* [What is needed]: Reproduce the listing word for word, leaving every picture behind.

* [Information given]:
▬▬▬▬▬▬▬▬▬▬

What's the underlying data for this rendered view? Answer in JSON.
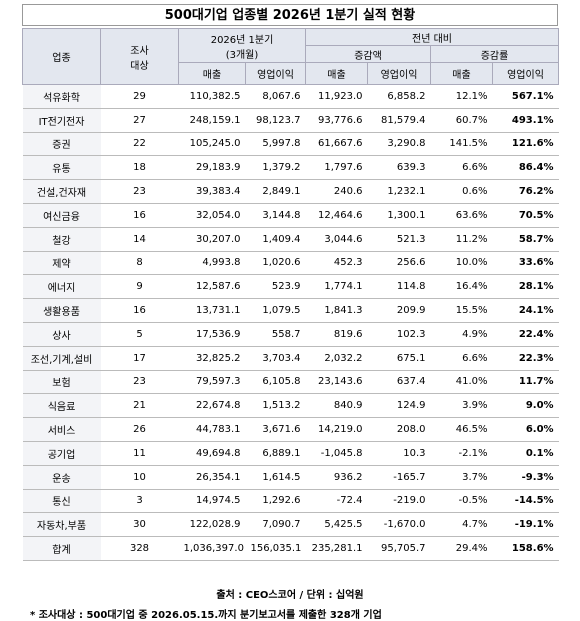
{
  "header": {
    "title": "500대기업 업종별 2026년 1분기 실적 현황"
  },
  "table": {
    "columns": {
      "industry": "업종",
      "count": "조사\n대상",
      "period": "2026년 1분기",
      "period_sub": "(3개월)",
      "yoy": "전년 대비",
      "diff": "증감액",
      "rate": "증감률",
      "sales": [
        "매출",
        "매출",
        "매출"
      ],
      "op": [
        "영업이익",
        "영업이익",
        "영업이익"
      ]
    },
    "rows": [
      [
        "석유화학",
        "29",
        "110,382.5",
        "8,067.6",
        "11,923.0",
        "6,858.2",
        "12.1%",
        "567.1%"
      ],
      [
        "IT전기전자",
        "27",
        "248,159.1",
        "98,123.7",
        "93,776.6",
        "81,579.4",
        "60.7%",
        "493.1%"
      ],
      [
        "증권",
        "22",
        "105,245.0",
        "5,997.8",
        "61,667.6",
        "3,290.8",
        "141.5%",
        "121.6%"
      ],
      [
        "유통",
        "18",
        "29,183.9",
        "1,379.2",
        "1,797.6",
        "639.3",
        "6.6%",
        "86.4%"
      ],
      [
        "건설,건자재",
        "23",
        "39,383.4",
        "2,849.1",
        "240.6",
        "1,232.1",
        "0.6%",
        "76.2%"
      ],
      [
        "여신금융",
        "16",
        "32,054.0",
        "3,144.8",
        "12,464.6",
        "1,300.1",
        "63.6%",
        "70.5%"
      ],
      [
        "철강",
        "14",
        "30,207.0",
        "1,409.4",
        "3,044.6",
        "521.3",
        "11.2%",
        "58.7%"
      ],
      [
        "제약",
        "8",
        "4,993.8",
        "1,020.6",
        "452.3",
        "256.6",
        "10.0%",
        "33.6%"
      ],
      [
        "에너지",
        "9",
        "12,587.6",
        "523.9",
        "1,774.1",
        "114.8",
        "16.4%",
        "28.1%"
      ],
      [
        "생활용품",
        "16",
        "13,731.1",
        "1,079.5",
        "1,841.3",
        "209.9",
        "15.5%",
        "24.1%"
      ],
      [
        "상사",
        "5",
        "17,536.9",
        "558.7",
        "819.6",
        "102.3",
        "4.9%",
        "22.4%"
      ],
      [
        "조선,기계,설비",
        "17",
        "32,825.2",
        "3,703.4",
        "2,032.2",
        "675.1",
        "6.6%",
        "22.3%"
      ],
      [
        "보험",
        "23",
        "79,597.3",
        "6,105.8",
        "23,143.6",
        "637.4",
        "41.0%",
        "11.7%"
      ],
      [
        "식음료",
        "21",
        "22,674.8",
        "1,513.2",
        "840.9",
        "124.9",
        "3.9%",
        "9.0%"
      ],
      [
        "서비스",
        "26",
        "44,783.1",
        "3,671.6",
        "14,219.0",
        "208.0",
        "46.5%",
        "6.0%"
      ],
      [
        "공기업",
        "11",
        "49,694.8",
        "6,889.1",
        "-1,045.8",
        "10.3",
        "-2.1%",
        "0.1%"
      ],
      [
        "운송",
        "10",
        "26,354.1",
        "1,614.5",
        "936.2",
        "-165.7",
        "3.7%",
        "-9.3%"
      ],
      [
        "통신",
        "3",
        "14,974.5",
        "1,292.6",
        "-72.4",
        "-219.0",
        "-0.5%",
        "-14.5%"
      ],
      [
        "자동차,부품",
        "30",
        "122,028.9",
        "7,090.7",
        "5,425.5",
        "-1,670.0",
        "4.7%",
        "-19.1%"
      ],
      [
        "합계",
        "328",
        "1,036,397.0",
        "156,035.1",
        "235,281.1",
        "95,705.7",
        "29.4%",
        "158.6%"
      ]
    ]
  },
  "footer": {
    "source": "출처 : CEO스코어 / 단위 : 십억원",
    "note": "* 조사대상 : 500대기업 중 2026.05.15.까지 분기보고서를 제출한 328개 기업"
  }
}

▬▬▬▬▬▬▬▬▬▬

* [Solution to the exercise]:
What's the underlying data for this rendered view? Answer in JSON.
{
  "header": {
    "title": "500대기업 업종별 2026년 1분기 실적 현황"
  },
  "table": {
    "columns": {
      "industry": "업종",
      "count": "조사\n대상",
      "period": "2026년 1분기",
      "period_sub": "(3개월)",
      "yoy": "전년 대비",
      "diff": "증감액",
      "rate": "증감률",
      "sales": [
        "매출",
        "매출",
        "매출"
      ],
      "op": [
        "영업이익",
        "영업이익",
        "영업이익"
      ]
    },
    "rows": [
      [
        "석유화학",
        "29",
        "110,382.5",
        "8,067.6",
        "11,923.0",
        "6,858.2",
        "12.1%",
        "567.1%"
      ],
      [
        "IT전기전자",
        "27",
        "248,159.1",
        "98,123.7",
        "93,776.6",
        "81,579.4",
        "60.7%",
        "493.1%"
      ],
      [
        "증권",
        "22",
        "105,245.0",
        "5,997.8",
        "61,667.6",
        "3,290.8",
        "141.5%",
        "121.6%"
      ],
      [
        "유통",
        "18",
        "29,183.9",
        "1,379.2",
        "1,797.6",
        "639.3",
        "6.6%",
        "86.4%"
      ],
      [
        "건설,건자재",
        "23",
        "39,383.4",
        "2,849.1",
        "240.6",
        "1,232.1",
        "0.6%",
        "76.2%"
      ],
      [
        "여신금융",
        "16",
        "32,054.0",
        "3,144.8",
        "12,464.6",
        "1,300.1",
        "63.6%",
        "70.5%"
      ],
      [
        "철강",
        "14",
        "30,207.0",
        "1,409.4",
        "3,044.6",
        "521.3",
        "11.2%",
        "58.7%"
      ],
      [
        "제약",
        "8",
        "4,993.8",
        "1,020.6",
        "452.3",
        "256.6",
        "10.0%",
        "33.6%"
      ],
      [
        "에너지",
        "9",
        "12,587.6",
        "523.9",
        "1,774.1",
        "114.8",
        "16.4%",
        "28.1%"
      ],
      [
        "생활용품",
        "16",
        "13,731.1",
        "1,079.5",
        "1,841.3",
        "209.9",
        "15.5%",
        "24.1%"
      ],
      [
        "상사",
        "5",
        "17,536.9",
        "558.7",
        "819.6",
        "102.3",
        "4.9%",
        "22.4%"
      ],
      [
        "조선,기계,설비",
        "17",
        "32,825.2",
        "3,703.4",
        "2,032.2",
        "675.1",
        "6.6%",
        "22.3%"
      ],
      [
        "보험",
        "23",
        "79,597.3",
        "6,105.8",
        "23,143.6",
        "637.4",
        "41.0%",
        "11.7%"
      ],
      [
        "식음료",
        "21",
        "22,674.8",
        "1,513.2",
        "840.9",
        "124.9",
        "3.9%",
        "9.0%"
      ],
      [
        "서비스",
        "26",
        "44,783.1",
        "3,671.6",
        "14,219.0",
        "208.0",
        "46.5%",
        "6.0%"
      ],
      [
        "공기업",
        "11",
        "49,694.8",
        "6,889.1",
        "-1,045.8",
        "10.3",
        "-2.1%",
        "0.1%"
      ],
      [
        "운송",
        "10",
        "26,354.1",
        "1,614.5",
        "936.2",
        "-165.7",
        "3.7%",
        "-9.3%"
      ],
      [
        "통신",
        "3",
        "14,974.5",
        "1,292.6",
        "-72.4",
        "-219.0",
        "-0.5%",
        "-14.5%"
      ],
      [
        "자동차,부품",
        "30",
        "122,028.9",
        "7,090.7",
        "5,425.5",
        "-1,670.0",
        "4.7%",
        "-19.1%"
      ],
      [
        "합계",
        "328",
        "1,036,397.0",
        "156,035.1",
        "235,281.1",
        "95,705.7",
        "29.4%",
        "158.6%"
      ]
    ]
  },
  "footer": {
    "source": "출처 : CEO스코어 / 단위 : 십억원",
    "note": "* 조사대상 : 500대기업 중 2026.05.15.까지 분기보고서를 제출한 328개 기업"
  }
}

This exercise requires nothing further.